*CHALLENGE:* Rewrite the items below, changing every "Welcome to VM3" to "Hello from VM3" and leaving all else as it is.

*DATA SHOWN:*

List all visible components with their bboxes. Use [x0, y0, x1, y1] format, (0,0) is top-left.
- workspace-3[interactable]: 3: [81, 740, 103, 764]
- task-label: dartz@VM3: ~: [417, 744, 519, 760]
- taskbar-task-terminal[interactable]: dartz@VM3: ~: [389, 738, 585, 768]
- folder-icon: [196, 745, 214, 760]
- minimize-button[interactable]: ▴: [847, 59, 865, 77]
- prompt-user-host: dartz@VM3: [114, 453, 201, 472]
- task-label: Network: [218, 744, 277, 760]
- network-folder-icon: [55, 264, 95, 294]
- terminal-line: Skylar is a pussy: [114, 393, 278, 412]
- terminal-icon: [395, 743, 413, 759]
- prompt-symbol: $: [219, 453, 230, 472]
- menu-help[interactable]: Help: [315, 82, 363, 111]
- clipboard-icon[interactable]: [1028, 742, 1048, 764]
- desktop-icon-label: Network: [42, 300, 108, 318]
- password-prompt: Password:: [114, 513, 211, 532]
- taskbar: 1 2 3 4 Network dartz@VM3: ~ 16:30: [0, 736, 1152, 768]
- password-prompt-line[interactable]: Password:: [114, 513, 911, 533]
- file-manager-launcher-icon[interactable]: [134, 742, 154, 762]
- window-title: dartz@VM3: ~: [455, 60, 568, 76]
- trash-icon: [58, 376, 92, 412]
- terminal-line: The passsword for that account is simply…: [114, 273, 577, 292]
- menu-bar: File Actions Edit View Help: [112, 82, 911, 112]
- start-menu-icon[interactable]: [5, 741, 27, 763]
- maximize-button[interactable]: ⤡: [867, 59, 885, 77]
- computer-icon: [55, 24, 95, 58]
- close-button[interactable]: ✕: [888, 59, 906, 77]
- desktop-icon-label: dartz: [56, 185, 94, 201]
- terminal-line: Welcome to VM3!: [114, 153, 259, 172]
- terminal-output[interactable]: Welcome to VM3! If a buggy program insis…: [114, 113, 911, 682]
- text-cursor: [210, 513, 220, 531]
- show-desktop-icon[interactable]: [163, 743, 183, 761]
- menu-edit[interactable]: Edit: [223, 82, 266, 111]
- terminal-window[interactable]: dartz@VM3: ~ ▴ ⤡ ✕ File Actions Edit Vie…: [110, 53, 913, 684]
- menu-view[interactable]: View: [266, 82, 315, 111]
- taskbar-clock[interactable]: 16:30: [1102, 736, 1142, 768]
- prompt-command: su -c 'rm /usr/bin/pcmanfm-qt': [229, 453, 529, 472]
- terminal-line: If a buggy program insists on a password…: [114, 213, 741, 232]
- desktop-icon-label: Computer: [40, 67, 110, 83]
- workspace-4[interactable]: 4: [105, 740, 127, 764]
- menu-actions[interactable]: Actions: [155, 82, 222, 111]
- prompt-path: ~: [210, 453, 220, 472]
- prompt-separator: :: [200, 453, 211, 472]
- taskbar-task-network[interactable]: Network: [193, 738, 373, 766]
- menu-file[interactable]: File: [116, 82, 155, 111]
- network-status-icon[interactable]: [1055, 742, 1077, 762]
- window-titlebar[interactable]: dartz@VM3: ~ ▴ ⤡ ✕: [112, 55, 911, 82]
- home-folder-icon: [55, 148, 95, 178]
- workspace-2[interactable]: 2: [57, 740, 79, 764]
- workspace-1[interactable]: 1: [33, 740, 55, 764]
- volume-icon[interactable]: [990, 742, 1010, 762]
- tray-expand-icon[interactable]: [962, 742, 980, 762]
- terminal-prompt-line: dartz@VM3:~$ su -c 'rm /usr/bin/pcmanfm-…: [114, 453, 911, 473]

*THE ANSWER:*
List all visible components with their bboxes. Use [x0, y0, x1, y1] format, (0,0) is top-left.
- workspace-3[interactable]: 3: [81, 740, 103, 764]
- task-label: dartz@VM3: ~: [417, 744, 519, 760]
- taskbar-task-terminal[interactable]: dartz@VM3: ~: [389, 738, 585, 768]
- folder-icon: [196, 745, 214, 760]
- minimize-button[interactable]: ▴: [847, 59, 865, 77]
- prompt-user-host: dartz@VM3: [114, 453, 201, 472]
- task-label: Network: [218, 744, 277, 760]
- network-folder-icon: [55, 264, 95, 294]
- terminal-line: Skylar is a pussy: [114, 393, 278, 412]
- terminal-icon: [395, 743, 413, 759]
- prompt-symbol: $: [219, 453, 230, 472]
- menu-help[interactable]: Help: [315, 82, 363, 111]
- clipboard-icon[interactable]: [1028, 742, 1048, 764]
- desktop-icon-label: Network: [42, 300, 108, 318]
- password-prompt: Password:: [114, 513, 211, 532]
- taskbar: 1 2 3 4 Network dartz@VM3: ~ 16:30: [0, 736, 1152, 768]
- password-prompt-line[interactable]: Password:: [114, 513, 911, 533]
- file-manager-launcher-icon[interactable]: [134, 742, 154, 762]
- window-title: dartz@VM3: ~: [455, 60, 568, 76]
- trash-icon: [58, 376, 92, 412]
- terminal-line: The passsword for that account is simply…: [114, 273, 577, 292]
- menu-bar: File Actions Edit View Help: [112, 82, 911, 112]
- start-menu-icon[interactable]: [5, 741, 27, 763]
- maximize-button[interactable]: ⤡: [867, 59, 885, 77]
- computer-icon: [55, 24, 95, 58]
- close-button[interactable]: ✕: [888, 59, 906, 77]
- desktop-icon-label: dartz: [56, 185, 94, 201]
- terminal-line: Hello from VM3!: [114, 153, 259, 172]
- terminal-output[interactable]: Hello from VM3! If a buggy program insis…: [114, 113, 911, 682]
- text-cursor: [210, 513, 220, 531]
- show-desktop-icon[interactable]: [163, 743, 183, 761]
- menu-edit[interactable]: Edit: [223, 82, 266, 111]
- terminal-window[interactable]: dartz@VM3: ~ ▴ ⤡ ✕ File Actions Edit Vie…: [110, 53, 913, 684]
- menu-view[interactable]: View: [266, 82, 315, 111]
- taskbar-clock[interactable]: 16:30: [1102, 736, 1142, 768]
- prompt-command: su -c 'rm /usr/bin/pcmanfm-qt': [229, 453, 529, 472]
- terminal-line: If a buggy program insists on a password…: [114, 213, 741, 232]
- desktop-icon-label: Computer: [40, 67, 110, 83]
- workspace-4[interactable]: 4: [105, 740, 127, 764]
- menu-actions[interactable]: Actions: [155, 82, 222, 111]
- prompt-path: ~: [210, 453, 220, 472]
- prompt-separator: :: [200, 453, 211, 472]
- taskbar-task-network[interactable]: Network: [193, 738, 373, 766]
- menu-file[interactable]: File: [116, 82, 155, 111]
- network-status-icon[interactable]: [1055, 742, 1077, 762]
- window-titlebar[interactable]: dartz@VM3: ~ ▴ ⤡ ✕: [112, 55, 911, 82]
- home-folder-icon: [55, 148, 95, 178]
- workspace-2[interactable]: 2: [57, 740, 79, 764]
- workspace-1[interactable]: 1: [33, 740, 55, 764]
- volume-icon[interactable]: [990, 742, 1010, 762]
- tray-expand-icon[interactable]: [962, 742, 980, 762]
- terminal-prompt-line: dartz@VM3:~$ su -c 'rm /usr/bin/pcmanfm-…: [114, 453, 911, 473]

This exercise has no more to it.